◆ Daftar Tugas:
(A) Jawablah pertanyaan berikut berdasarkan teks bacaan tentang pemilihan khalîfah.
(i) Kepada siapa Sa’d bin Abî Waqqâsh memberikan suaranya?
(ii) Apa sikap ‘Alî terhadap peraturan dan keputusan Abû Bakar dan ‘Umar yang bertentangan dengan Al-Qur’ân dan Sunnah Rasûl?
(iii) Bagaimana tanggapan ‘Utsmân ketika pertanyaan yang sama diajukan kepadanya?
(B) Sajikan baris-baris daftar sebagai tabel Markdown dengan kolom No dan Isi Baris, tanpa baris kosong. Mulailah dari baris pertama daftar dan berhentilah setelah baris yang memuat "The end portions 67 is at (218, 165).".

◆ Teks Bacaan:
::::
Sa’d bin Abî Waqqâsh memberikan suaranya pada ‘Abdurrahmân bin ‘Auf yang tidak mencalonkan diri, sehingga ‘Abdurrahmân bin ‘Auf memiliki dua suara yang menentukan.

‘Abdurrahmân bin ‘Auf lalu mengajukan syarat yang diketahuinya tidak mungkin diterima oleh ‘Alî bin Abî Thâlib, dan hanya forma­litas belaka. ‘Abdurrahmân bertanya kepada ‘Alî: “Apabila Anda terpilih sebagai khalîfah, dapatkah Anda berjanji bahwa Anda akan bertindak menurut Al-Qur’ân, Sunnah Rasûl dan mengikuti peraturan-peraturan dan keputusan-keputusan Abû Bakar dan ‘Umar (sirah Abû Bakar wa ‘Umar)?”

‘Alî menjawab: “Mengenai Al-Qur’ân dan Sunnah Rasûl, saya akan mengikutinya dengan penuh keimanan dan kerendahan hati; namun, mengenai peraturan-peraturan dan keputusan-keputusan Abû Bakar dan ‘Umar , apabila sesuai dengan al-Qur’ân dan Sunnah Rasûl, maka siapa yang dapat menolaknya! Tetapi, bila bertentan­gan dengan Al-Qur’ân dan Sunnah Rasûl, siapa yang akan menerima dan mengikutinya! Saya menolak peraturan-peraturan dan keputusan-keputusan tersebut.”[8]

Tatkala pertanyaan di atas itu diajukan kepada ‘Utsmân, ia mener­ima persyaratan itu.
::::
◆ Isi Data:
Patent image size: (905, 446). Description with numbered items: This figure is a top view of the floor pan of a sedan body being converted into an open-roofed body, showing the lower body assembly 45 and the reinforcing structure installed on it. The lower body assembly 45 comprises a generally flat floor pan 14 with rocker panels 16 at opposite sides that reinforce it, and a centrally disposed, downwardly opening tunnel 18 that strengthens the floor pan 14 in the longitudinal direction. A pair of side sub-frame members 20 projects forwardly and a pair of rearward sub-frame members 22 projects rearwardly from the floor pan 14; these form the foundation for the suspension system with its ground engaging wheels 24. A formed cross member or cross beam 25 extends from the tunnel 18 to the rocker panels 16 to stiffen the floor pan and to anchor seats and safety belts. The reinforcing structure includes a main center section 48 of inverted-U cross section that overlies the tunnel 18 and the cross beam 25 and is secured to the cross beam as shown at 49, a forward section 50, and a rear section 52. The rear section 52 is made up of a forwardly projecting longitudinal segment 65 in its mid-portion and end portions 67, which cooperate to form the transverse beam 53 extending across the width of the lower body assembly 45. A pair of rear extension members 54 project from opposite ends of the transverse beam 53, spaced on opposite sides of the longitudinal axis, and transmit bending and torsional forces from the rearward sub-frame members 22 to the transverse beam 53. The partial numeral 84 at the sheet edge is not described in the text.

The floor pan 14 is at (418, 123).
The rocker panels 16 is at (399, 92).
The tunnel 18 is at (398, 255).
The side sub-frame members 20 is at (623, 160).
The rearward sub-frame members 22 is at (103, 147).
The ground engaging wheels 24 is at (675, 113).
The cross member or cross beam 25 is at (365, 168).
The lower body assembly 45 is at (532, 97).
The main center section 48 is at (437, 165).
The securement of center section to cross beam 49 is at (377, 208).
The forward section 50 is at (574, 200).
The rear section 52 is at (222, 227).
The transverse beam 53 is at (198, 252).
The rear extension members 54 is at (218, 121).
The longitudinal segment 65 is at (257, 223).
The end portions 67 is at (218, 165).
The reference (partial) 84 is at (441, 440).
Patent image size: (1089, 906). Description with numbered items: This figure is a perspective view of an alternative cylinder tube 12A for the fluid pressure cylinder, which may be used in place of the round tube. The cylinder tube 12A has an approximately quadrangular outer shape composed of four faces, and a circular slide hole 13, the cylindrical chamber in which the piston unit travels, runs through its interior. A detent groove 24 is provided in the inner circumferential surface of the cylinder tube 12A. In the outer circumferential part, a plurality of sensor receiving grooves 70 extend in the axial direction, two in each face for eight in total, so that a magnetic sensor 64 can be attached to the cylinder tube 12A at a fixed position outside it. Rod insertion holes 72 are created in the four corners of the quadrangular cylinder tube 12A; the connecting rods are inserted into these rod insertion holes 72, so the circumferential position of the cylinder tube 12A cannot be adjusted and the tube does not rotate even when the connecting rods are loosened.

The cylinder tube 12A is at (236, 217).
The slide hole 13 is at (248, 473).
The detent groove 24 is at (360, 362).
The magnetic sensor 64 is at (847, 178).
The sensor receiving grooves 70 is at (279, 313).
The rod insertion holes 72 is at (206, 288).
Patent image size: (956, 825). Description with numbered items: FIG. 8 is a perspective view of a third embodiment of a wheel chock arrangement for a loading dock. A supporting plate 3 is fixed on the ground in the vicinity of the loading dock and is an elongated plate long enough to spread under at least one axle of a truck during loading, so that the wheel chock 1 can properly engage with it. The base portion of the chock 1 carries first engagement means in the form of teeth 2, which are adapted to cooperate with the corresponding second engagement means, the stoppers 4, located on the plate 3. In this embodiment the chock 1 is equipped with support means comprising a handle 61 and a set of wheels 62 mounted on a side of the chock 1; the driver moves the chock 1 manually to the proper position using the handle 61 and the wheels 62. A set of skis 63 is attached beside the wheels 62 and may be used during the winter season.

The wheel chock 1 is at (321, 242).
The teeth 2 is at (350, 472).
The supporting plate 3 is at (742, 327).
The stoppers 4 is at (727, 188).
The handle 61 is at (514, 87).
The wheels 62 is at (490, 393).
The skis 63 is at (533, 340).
::::
◆ Kunci Jawaban:
(A)
(i) Kepada ‘Abdurrahmân bin ‘Auf.
(ii) Ia menolak peraturan dan keputusan tersebut.
(iii) Ia menerima persyaratan itu.

(B)
| No | Isi Baris |
|---|---|
| 1 | Patent image size: (905, 446). Description with numbered items: This figure is a top view of the floor pan of a sedan body being converted into an open-roofed body, showing the lower body assembly 45 and the reinforcing structure installed on it. The lower body assembly 45 comprises a generally flat floor pan 14 with rocker panels 16 at opposite sides that reinforce it, and a centrally disposed, downwardly opening tunnel 18 that strengthens the floor pan 14 in the longitudinal direction. A pair of side sub-frame members 20 projects forwardly and a pair of rearward sub-frame members 22 projects rearwardly from the floor pan 14; these form the foundation for the suspension system with its ground engaging wheels 24. A formed cross member or cross beam 25 extends from the tunnel 18 to the rocker panels 16 to stiffen the floor pan and to anchor seats and safety belts. The reinforcing structure includes a main center section 48 of inverted-U cross section that overlies the tunnel 18 and the cross beam 25 and is secured to the cross beam as shown at 49, a forward section 50, and a rear section 52. The rear section 52 is made up of a forwardly projecting longitudinal segment 65 in its mid-portion and end portions 67, which cooperate to form the transverse beam 53 extending across the width of the lower body assembly 45. A pair of rear extension members 54 project from opposite ends of the transverse beam 53, spaced on opposite sides of the longitudinal axis, and transmit bending and torsional forces from the rearward sub-frame members 22 to the transverse beam 53. The partial numeral 84 at the sheet edge is not described in the text. |
| 2 | The floor pan 14 is at (418, 123). |
| 3 | The rocker panels 16 is at (399, 92). |
| 4 | The tunnel 18 is at (398, 255). |
| 5 | The side sub-frame members 20 is at (623, 160). |
| 6 | The rearward sub-frame members 22 is at (103, 147). |
| 7 | The ground engaging wheels 24 is at (675, 113). |
| 8 | The cross member or cross beam 25 is at (365, 168). |
| 9 | The lower body assembly 45 is at (532, 97). |
| 10 | The main center section 48 is at (437, 165). |
| 11 | The securement of center section to cross beam 49 is at (377, 208). |
| 12 | The forward section 50 is at (574, 200). |
| 13 | The rear section 52 is at (222, 227). |
| 14 | The transverse beam 53 is at (198, 252). |
| 15 | The rear extension members 54 is at (218, 121). |
| 16 | The longitudinal segment 65 is at (257, 223). |
| 17 | The end portions 67 is at (218, 165). |